Short problem:
Output an exact reproduction of the data.

[Chart and figure data]
= = = = = = =

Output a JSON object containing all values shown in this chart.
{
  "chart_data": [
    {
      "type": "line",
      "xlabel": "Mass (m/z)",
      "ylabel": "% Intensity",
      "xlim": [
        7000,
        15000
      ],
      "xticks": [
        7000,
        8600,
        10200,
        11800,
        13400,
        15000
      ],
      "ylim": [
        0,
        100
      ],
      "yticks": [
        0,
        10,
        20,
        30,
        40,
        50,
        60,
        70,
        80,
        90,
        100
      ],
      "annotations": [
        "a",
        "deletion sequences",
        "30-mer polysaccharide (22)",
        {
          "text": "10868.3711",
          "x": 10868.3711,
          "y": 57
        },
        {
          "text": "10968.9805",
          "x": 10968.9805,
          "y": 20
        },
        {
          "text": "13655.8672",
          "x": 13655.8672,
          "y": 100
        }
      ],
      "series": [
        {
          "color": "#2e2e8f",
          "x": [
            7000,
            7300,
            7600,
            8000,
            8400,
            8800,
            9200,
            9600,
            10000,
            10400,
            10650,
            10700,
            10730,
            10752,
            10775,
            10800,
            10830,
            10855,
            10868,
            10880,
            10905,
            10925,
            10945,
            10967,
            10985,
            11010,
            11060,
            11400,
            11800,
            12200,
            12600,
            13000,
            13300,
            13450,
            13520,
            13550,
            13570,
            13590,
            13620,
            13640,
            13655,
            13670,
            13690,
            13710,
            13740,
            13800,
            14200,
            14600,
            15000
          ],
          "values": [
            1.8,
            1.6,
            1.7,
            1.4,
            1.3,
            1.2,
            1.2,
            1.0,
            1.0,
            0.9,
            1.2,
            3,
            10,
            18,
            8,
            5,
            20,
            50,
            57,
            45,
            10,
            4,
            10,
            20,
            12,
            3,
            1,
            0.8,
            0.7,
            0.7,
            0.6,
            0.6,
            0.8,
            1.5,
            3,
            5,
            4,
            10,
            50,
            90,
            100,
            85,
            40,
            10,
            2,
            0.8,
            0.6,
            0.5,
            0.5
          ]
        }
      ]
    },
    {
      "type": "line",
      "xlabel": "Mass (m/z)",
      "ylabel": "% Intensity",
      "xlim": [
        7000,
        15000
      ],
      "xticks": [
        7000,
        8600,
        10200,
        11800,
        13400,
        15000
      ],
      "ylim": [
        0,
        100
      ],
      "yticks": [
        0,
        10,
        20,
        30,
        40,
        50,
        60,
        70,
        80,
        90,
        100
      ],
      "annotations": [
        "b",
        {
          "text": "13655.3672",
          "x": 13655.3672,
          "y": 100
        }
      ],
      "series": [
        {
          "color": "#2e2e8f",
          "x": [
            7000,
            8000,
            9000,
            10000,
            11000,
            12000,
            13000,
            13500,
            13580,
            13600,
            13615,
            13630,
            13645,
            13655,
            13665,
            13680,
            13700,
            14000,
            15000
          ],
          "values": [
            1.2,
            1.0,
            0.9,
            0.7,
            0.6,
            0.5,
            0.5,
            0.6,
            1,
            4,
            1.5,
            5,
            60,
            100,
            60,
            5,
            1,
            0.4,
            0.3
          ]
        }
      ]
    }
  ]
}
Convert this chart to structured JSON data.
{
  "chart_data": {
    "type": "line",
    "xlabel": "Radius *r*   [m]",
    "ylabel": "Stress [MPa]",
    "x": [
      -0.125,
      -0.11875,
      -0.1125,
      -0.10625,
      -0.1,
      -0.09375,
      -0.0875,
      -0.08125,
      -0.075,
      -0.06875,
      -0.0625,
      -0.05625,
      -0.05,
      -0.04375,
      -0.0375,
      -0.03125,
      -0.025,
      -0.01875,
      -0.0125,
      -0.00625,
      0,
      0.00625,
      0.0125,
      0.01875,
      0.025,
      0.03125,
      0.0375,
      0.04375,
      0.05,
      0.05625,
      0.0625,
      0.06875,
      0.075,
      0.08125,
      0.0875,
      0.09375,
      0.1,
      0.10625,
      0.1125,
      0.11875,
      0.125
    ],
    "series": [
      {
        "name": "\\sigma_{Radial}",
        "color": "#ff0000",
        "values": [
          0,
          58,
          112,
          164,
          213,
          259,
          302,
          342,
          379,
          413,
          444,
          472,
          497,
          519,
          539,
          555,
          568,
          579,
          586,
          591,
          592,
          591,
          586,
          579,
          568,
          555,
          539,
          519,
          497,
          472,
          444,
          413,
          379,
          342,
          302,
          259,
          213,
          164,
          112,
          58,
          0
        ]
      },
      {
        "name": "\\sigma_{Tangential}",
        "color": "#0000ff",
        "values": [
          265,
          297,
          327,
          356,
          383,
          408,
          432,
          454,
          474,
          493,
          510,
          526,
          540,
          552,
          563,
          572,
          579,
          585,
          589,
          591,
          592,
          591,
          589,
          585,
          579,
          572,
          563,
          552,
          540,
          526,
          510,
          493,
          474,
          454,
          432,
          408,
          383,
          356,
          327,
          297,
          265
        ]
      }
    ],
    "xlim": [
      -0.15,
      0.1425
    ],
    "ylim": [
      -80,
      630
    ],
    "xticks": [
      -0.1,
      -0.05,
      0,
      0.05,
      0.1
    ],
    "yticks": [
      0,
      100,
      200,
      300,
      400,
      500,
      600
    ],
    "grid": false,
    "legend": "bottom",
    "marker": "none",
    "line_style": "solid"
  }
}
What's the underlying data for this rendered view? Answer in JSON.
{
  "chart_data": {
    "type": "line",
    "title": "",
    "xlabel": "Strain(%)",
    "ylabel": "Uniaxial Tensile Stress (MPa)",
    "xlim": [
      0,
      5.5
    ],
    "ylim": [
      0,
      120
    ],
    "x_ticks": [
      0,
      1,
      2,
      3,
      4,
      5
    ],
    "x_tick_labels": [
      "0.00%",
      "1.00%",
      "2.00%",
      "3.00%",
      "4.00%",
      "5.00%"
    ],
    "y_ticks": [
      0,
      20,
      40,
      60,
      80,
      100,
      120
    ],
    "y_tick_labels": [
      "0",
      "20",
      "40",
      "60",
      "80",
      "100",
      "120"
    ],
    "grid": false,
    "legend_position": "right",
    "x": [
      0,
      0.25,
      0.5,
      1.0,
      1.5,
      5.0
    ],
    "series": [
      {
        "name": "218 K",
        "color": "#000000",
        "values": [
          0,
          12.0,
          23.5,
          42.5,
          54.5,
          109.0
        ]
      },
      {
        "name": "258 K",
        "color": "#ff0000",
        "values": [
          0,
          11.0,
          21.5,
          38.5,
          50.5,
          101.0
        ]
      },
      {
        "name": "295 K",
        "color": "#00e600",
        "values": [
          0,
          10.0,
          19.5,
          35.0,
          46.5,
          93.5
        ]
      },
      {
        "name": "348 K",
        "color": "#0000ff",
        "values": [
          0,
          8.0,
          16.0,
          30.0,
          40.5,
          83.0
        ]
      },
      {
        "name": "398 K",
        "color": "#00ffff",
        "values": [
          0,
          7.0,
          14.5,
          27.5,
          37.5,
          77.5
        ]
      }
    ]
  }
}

= = = = = = =

Completed exercise:
Output a JSON object containing all values shown in this chart.
{
  "chart_data": [
    {
      "type": "line",
      "xlabel": "Mass (m/z)",
      "ylabel": "% Intensity",
      "xlim": [
        7000,
        15000
      ],
      "xticks": [
        7000,
        8600,
        10200,
        11800,
        13400,
        15000
      ],
      "ylim": [
        0,
        100
      ],
      "yticks": [
        0,
        10,
        20,
        30,
        40,
        50,
        60,
        70,
        80,
        90,
        100
      ],
      "annotations": [
        "a",
        "deletion sequences",
        "30-mer polysaccharide (22)",
        {
          "text": "10868.3711",
          "x": 10868.3711,
          "y": 57
        },
        {
          "text": "10968.9805",
          "x": 10968.9805,
          "y": 20
        },
        {
          "text": "13655.8672",
          "x": 13655.8672,
          "y": 100
        }
      ],
      "series": [
        {
          "color": "#2e2e8f",
          "x": [
            7000,
            7300,
            7600,
            8000,
            8400,
            8800,
            9200,
            9600,
            10000,
            10400,
            10650,
            10700,
            10730,
            10752,
            10775,
            10800,
            10830,
            10855,
            10868,
            10880,
            10905,
            10925,
            10945,
            10967,
            10985,
            11010,
            11060,
            11400,
            11800,
            12200,
            12600,
            13000,
            13300,
            13450,
            13520,
            13550,
            13570,
            13590,
            13620,
            13640,
            13655,
            13670,
            13690,
            13710,
            13740,
            13800,
            14200,
            14600,
            15000
          ],
          "values": [
            1.8,
            1.6,
            1.7,
            1.4,
            1.3,
            1.2,
            1.2,
            1.0,
            1.0,
            0.9,
            1.2,
            3,
            10,
            18,
            8,
            5,
            20,
            50,
            57,
            45,
            10,
            4,
            10,
            20,
            12,
            3,
            1,
            0.8,
            0.7,
            0.7,
            0.6,
            0.6,
            0.8,
            1.5,
            3,
            5,
            4,
            10,
            50,
            90,
            100,
            85,
            40,
            10,
            2,
            0.8,
            0.6,
            0.5,
            0.5
          ]
        }
      ]
    },
    {
      "type": "line",
      "xlabel": "Mass (m/z)",
      "ylabel": "% Intensity",
      "xlim": [
        7000,
        15000
      ],
      "xticks": [
        7000,
        8600,
        10200,
        11800,
        13400,
        15000
      ],
      "ylim": [
        0,
        100
      ],
      "yticks": [
        0,
        10,
        20,
        30,
        40,
        50,
        60,
        70,
        80,
        90,
        100
      ],
      "annotations": [
        "b",
        {
          "text": "13655.3672",
          "x": 13655.3672,
          "y": 100
        }
      ],
      "series": [
        {
          "color": "#2e2e8f",
          "x": [
            7000,
            8000,
            9000,
            10000,
            11000,
            12000,
            13000,
            13500,
            13580,
            13600,
            13615,
            13630,
            13645,
            13655,
            13665,
            13680,
            13700,
            14000,
            15000
          ],
          "values": [
            1.2,
            1.0,
            0.9,
            0.7,
            0.6,
            0.5,
            0.5,
            0.6,
            1,
            4,
            1.5,
            5,
            60,
            100,
            60,
            5,
            1,
            0.4,
            0.3
          ]
        }
      ]
    }
  ]
}
Convert this chart to structured JSON data.
{
  "chart_data": {
    "type": "line",
    "xlabel": "Radius *r*   [m]",
    "ylabel": "Stress [MPa]",
    "x": [
      -0.125,
      -0.11875,
      -0.1125,
      -0.10625,
      -0.1,
      -0.09375,
      -0.0875,
      -0.08125,
      -0.075,
      -0.06875,
      -0.0625,
      -0.05625,
      -0.05,
      -0.04375,
      -0.0375,
      -0.03125,
      -0.025,
      -0.01875,
      -0.0125,
      -0.00625,
      0,
      0.00625,
      0.0125,
      0.01875,
      0.025,
      0.03125,
      0.0375,
      0.04375,
      0.05,
      0.05625,
      0.0625,
      0.06875,
      0.075,
      0.08125,
      0.0875,
      0.09375,
      0.1,
      0.10625,
      0.1125,
      0.11875,
      0.125
    ],
    "series": [
      {
        "name": "\\sigma_{Radial}",
        "color": "#ff0000",
        "values": [
          0,
          58,
          112,
          164,
          213,
          259,
          302,
          342,
          379,
          413,
          444,
          472,
          497,
          519,
          539,
          555,
          568,
          579,
          586,
          591,
          592,
          591,
          586,
          579,
          568,
          555,
          539,
          519,
          497,
          472,
          444,
          413,
          379,
          342,
          302,
          259,
          213,
          164,
          112,
          58,
          0
        ]
      },
      {
        "name": "\\sigma_{Tangential}",
        "color": "#0000ff",
        "values": [
          265,
          297,
          327,
          356,
          383,
          408,
          432,
          454,
          474,
          493,
          510,
          526,
          540,
          552,
          563,
          572,
          579,
          585,
          589,
          591,
          592,
          591,
          589,
          585,
          579,
          572,
          563,
          552,
          540,
          526,
          510,
          493,
          474,
          454,
          432,
          408,
          383,
          356,
          327,
          297,
          265
        ]
      }
    ],
    "xlim": [
      -0.15,
      0.1425
    ],
    "ylim": [
      -80,
      630
    ],
    "xticks": [
      -0.1,
      -0.05,
      0,
      0.05,
      0.1
    ],
    "yticks": [
      0,
      100,
      200,
      300,
      400,
      500,
      600
    ],
    "grid": false,
    "legend": "bottom",
    "marker": "none",
    "line_style": "solid"
  }
}
What's the underlying data for this rendered view? Answer in JSON.
{
  "chart_data": {
    "type": "line",
    "title": "",
    "xlabel": "Strain(%)",
    "ylabel": "Uniaxial Tensile Stress (MPa)",
    "xlim": [
      0,
      5.5
    ],
    "ylim": [
      0,
      120
    ],
    "x_ticks": [
      0,
      1,
      2,
      3,
      4,
      5
    ],
    "x_tick_labels": [
      "0.00%",
      "1.00%",
      "2.00%",
      "3.00%",
      "4.00%",
      "5.00%"
    ],
    "y_ticks": [
      0,
      20,
      40,
      60,
      80,
      100,
      120
    ],
    "y_tick_labels": [
      "0",
      "20",
      "40",
      "60",
      "80",
      "100",
      "120"
    ],
    "grid": false,
    "legend_position": "right",
    "x": [
      0,
      0.25,
      0.5,
      1.0,
      1.5,
      5.0
    ],
    "series": [
      {
        "name": "218 K",
        "color": "#000000",
        "values": [
          0,
          12.0,
          23.5,
          42.5,
          54.5,
          109.0
        ]
      },
      {
        "name": "258 K",
        "color": "#ff0000",
        "values": [
          0,
          11.0,
          21.5,
          38.5,
          50.5,
          101.0
        ]
      },
      {
        "name": "295 K",
        "color": "#00e600",
        "values": [
          0,
          10.0,
          19.5,
          35.0,
          46.5,
          93.5
        ]
      },
      {
        "name": "348 K",
        "color": "#0000ff",
        "values": [
          0,
          8.0,
          16.0,
          30.0,
          40.5,
          83.0
        ]
      },
      {
        "name": "398 K",
        "color": "#00ffff",
        "values": [
          0,
          7.0,
          14.5,
          27.5,
          37.5,
          77.5
        ]
      }
    ]
  }
}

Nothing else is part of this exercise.